Supplied records →
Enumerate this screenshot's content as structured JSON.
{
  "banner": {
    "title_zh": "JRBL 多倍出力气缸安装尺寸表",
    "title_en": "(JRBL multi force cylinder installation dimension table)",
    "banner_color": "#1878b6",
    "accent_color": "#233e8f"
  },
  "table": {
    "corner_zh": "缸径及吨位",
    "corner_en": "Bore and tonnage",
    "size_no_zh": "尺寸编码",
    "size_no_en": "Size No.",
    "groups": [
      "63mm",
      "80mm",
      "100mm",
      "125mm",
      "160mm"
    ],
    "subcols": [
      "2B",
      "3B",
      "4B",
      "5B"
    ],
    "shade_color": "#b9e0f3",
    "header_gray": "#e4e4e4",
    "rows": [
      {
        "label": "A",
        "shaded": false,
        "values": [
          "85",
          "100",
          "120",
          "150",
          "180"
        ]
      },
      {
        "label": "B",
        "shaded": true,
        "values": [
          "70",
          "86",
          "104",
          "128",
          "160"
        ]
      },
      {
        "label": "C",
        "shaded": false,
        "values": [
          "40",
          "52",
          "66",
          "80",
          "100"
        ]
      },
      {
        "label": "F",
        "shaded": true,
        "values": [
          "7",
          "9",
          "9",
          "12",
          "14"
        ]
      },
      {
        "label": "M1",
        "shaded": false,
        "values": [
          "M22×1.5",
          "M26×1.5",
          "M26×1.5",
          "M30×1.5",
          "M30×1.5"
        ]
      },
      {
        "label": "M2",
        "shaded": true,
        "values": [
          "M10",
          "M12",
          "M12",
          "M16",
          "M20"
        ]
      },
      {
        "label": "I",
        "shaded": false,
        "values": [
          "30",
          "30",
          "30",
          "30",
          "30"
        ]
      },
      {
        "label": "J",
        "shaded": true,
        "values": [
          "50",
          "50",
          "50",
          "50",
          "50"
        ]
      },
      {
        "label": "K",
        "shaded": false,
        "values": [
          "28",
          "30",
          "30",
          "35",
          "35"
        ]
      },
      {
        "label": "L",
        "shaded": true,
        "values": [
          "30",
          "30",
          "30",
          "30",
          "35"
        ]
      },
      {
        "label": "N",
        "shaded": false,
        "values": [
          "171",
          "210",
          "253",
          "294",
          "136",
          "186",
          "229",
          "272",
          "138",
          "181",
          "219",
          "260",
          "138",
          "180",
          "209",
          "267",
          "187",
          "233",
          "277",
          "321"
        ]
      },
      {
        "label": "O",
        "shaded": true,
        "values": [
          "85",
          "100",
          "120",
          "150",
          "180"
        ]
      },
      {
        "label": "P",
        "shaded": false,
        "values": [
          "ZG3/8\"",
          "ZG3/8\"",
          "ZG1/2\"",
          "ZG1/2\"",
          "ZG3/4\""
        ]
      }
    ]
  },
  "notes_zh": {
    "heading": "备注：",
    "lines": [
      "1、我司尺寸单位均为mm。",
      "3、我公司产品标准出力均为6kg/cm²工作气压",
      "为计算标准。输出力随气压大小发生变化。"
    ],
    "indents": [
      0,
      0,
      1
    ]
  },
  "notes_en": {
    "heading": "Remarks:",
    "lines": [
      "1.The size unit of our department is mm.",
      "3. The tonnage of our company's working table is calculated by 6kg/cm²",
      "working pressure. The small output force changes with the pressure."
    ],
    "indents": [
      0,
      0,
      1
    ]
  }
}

Task prompt → Your task is to retype all the records above with nothing left out.

Task response →
Enumerate this screenshot's content as structured JSON.
{
  "banner": {
    "title_zh": "JRBL 多倍出力气缸安装尺寸表",
    "title_en": "(JRBL multi force cylinder installation dimension table)",
    "banner_color": "#1878b6",
    "accent_color": "#233e8f"
  },
  "table": {
    "corner_zh": "缸径及吨位",
    "corner_en": "Bore and tonnage",
    "size_no_zh": "尺寸编码",
    "size_no_en": "Size No.",
    "groups": [
      "63mm",
      "80mm",
      "100mm",
      "125mm",
      "160mm"
    ],
    "subcols": [
      "2B",
      "3B",
      "4B",
      "5B"
    ],
    "shade_color": "#b9e0f3",
    "header_gray": "#e4e4e4",
    "rows": [
      {
        "label": "A",
        "shaded": false,
        "values": [
          "85",
          "100",
          "120",
          "150",
          "180"
        ]
      },
      {
        "label": "B",
        "shaded": true,
        "values": [
          "70",
          "86",
          "104",
          "128",
          "160"
        ]
      },
      {
        "label": "C",
        "shaded": false,
        "values": [
          "40",
          "52",
          "66",
          "80",
          "100"
        ]
      },
      {
        "label": "F",
        "shaded": true,
        "values": [
          "7",
          "9",
          "9",
          "12",
          "14"
        ]
      },
      {
        "label": "M1",
        "shaded": false,
        "values": [
          "M22×1.5",
          "M26×1.5",
          "M26×1.5",
          "M30×1.5",
          "M30×1.5"
        ]
      },
      {
        "label": "M2",
        "shaded": true,
        "values": [
          "M10",
          "M12",
          "M12",
          "M16",
          "M20"
        ]
      },
      {
        "label": "I",
        "shaded": false,
        "values": [
          "30",
          "30",
          "30",
          "30",
          "30"
        ]
      },
      {
        "label": "J",
        "shaded": true,
        "values": [
          "50",
          "50",
          "50",
          "50",
          "50"
        ]
      },
      {
        "label": "K",
        "shaded": false,
        "values": [
          "28",
          "30",
          "30",
          "35",
          "35"
        ]
      },
      {
        "label": "L",
        "shaded": true,
        "values": [
          "30",
          "30",
          "30",
          "30",
          "35"
        ]
      },
      {
        "label": "N",
        "shaded": false,
        "values": [
          "171",
          "210",
          "253",
          "294",
          "136",
          "186",
          "229",
          "272",
          "138",
          "181",
          "219",
          "260",
          "138",
          "180",
          "209",
          "267",
          "187",
          "233",
          "277",
          "321"
        ]
      },
      {
        "label": "O",
        "shaded": true,
        "values": [
          "85",
          "100",
          "120",
          "150",
          "180"
        ]
      },
      {
        "label": "P",
        "shaded": false,
        "values": [
          "ZG3/8\"",
          "ZG3/8\"",
          "ZG1/2\"",
          "ZG1/2\"",
          "ZG3/4\""
        ]
      }
    ]
  },
  "notes_zh": {
    "heading": "备注：",
    "lines": [
      "1、我司尺寸单位均为mm。",
      "3、我公司产品标准出力均为6kg/cm²工作气压",
      "为计算标准。输出力随气压大小发生变化。"
    ],
    "indents": [
      0,
      0,
      1
    ]
  },
  "notes_en": {
    "heading": "Remarks:",
    "lines": [
      "1.The size unit of our department is mm.",
      "3. The tonnage of our company's working table is calculated by 6kg/cm²",
      "working pressure. The small output force changes with the pressure."
    ],
    "indents": [
      0,
      0,
      1
    ]
  }
}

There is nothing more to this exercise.